## start
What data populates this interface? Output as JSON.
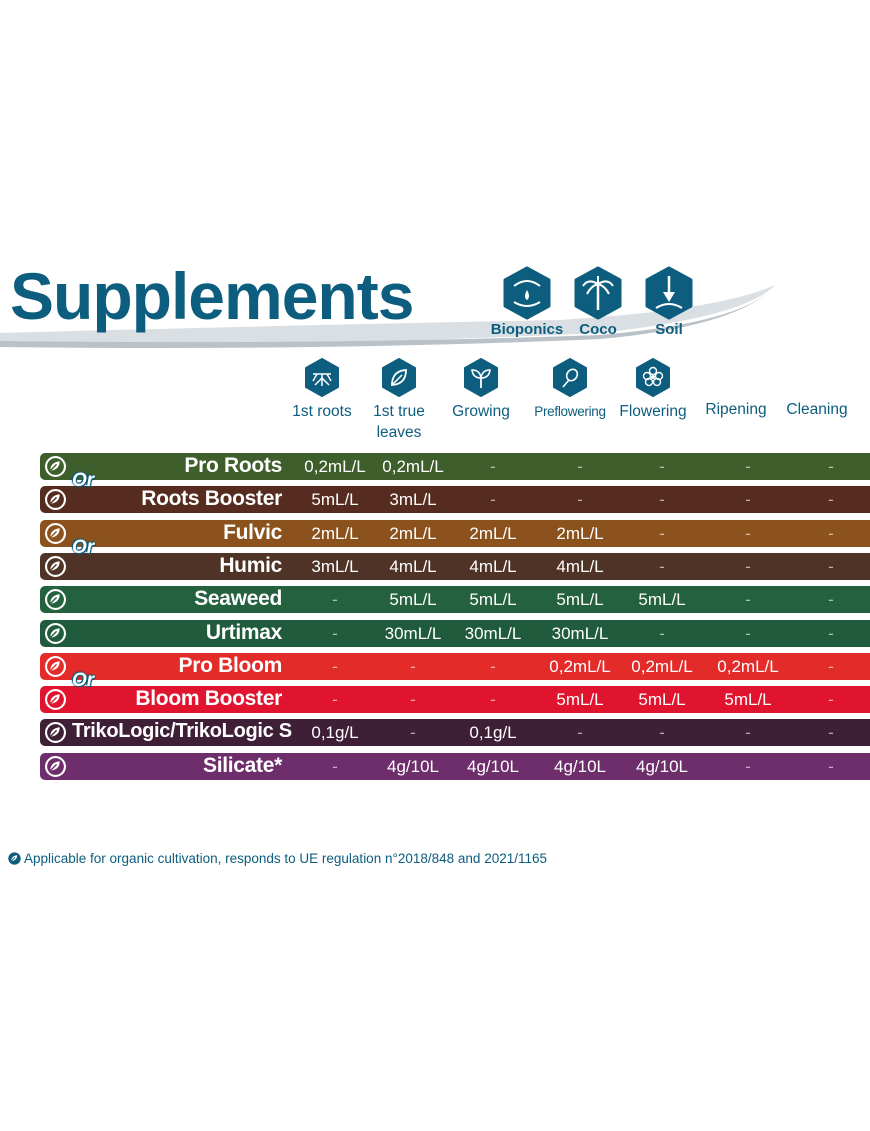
{
  "header": {
    "title": "Supplements",
    "media": [
      {
        "label": "Bioponics",
        "icon": "hands-drop-icon"
      },
      {
        "label": "Coco",
        "icon": "palm-tree-icon"
      },
      {
        "label": "Soil",
        "icon": "shovel-icon"
      }
    ]
  },
  "stages": [
    {
      "label": "1st roots",
      "icon": "roots-icon"
    },
    {
      "label": "1st true leaves",
      "icon": "leaf-icon"
    },
    {
      "label": "Growing",
      "icon": "sprout-icon"
    },
    {
      "label": "Preflowering",
      "icon": "preflower-icon"
    },
    {
      "label": "Flowering",
      "icon": "flower-icon"
    },
    {
      "label": "Ripening",
      "icon": ""
    },
    {
      "label": "Cleaning",
      "icon": ""
    }
  ],
  "or_label": "Or",
  "products": [
    {
      "name": "Pro Roots",
      "color": "#3e5f2b",
      "values": [
        "0,2mL/L",
        "0,2mL/L",
        "-",
        "-",
        "-",
        "-",
        "-"
      ]
    },
    {
      "name": "Roots Booster",
      "color": "#552c1f",
      "values": [
        "5mL/L",
        "3mL/L",
        "-",
        "-",
        "-",
        "-",
        "-"
      ]
    },
    {
      "name": "Fulvic",
      "color": "#8c521e",
      "values": [
        "2mL/L",
        "2mL/L",
        "2mL/L",
        "2mL/L",
        "-",
        "-",
        "-"
      ]
    },
    {
      "name": "Humic",
      "color": "#4e3326",
      "values": [
        "3mL/L",
        "4mL/L",
        "4mL/L",
        "4mL/L",
        "-",
        "-",
        "-"
      ]
    },
    {
      "name": "Seaweed",
      "color": "#24613f",
      "values": [
        "-",
        "5mL/L",
        "5mL/L",
        "5mL/L",
        "5mL/L",
        "-",
        "-"
      ]
    },
    {
      "name": "Urtimax",
      "color": "#1f5b3c",
      "values": [
        "-",
        "30mL/L",
        "30mL/L",
        "30mL/L",
        "-",
        "-",
        "-"
      ]
    },
    {
      "name": "Pro Bloom",
      "color": "#e32b2a",
      "values": [
        "-",
        "-",
        "-",
        "0,2mL/L",
        "0,2mL/L",
        "0,2mL/L",
        "-"
      ]
    },
    {
      "name": "Bloom Booster",
      "color": "#e0142e",
      "values": [
        "-",
        "-",
        "-",
        "5mL/L",
        "5mL/L",
        "5mL/L",
        "-"
      ]
    },
    {
      "name": "TrikoLogic/TrikoLogic S",
      "color": "#3f1f36",
      "values": [
        "0,1g/L",
        "-",
        "0,1g/L",
        "-",
        "-",
        "-",
        "-"
      ]
    },
    {
      "name": "Silicate*",
      "color": "#6e2d6b",
      "values": [
        "-",
        "4g/10L",
        "4g/10L",
        "4g/10L",
        "4g/10L",
        "-",
        "-"
      ]
    }
  ],
  "footnote": "Applicable for organic cultivation, responds to UE regulation n°2018/848 and 2021/1165",
  "colors": {
    "brand": "#0d5d7e"
  }
}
## end
_REQUIRED WORK:_ Extract, from the material above, each line holding the word "icon".

_TASK RESULT:_
        "icon": "hands-drop-icon"
        "icon": "palm-tree-icon"
        "icon": "shovel-icon"
      "icon": "roots-icon"
      "icon": "leaf-icon"
      "icon": "sprout-icon"
      "icon": "preflower-icon"
      "icon": "flower-icon"
      "icon": ""
      "icon": ""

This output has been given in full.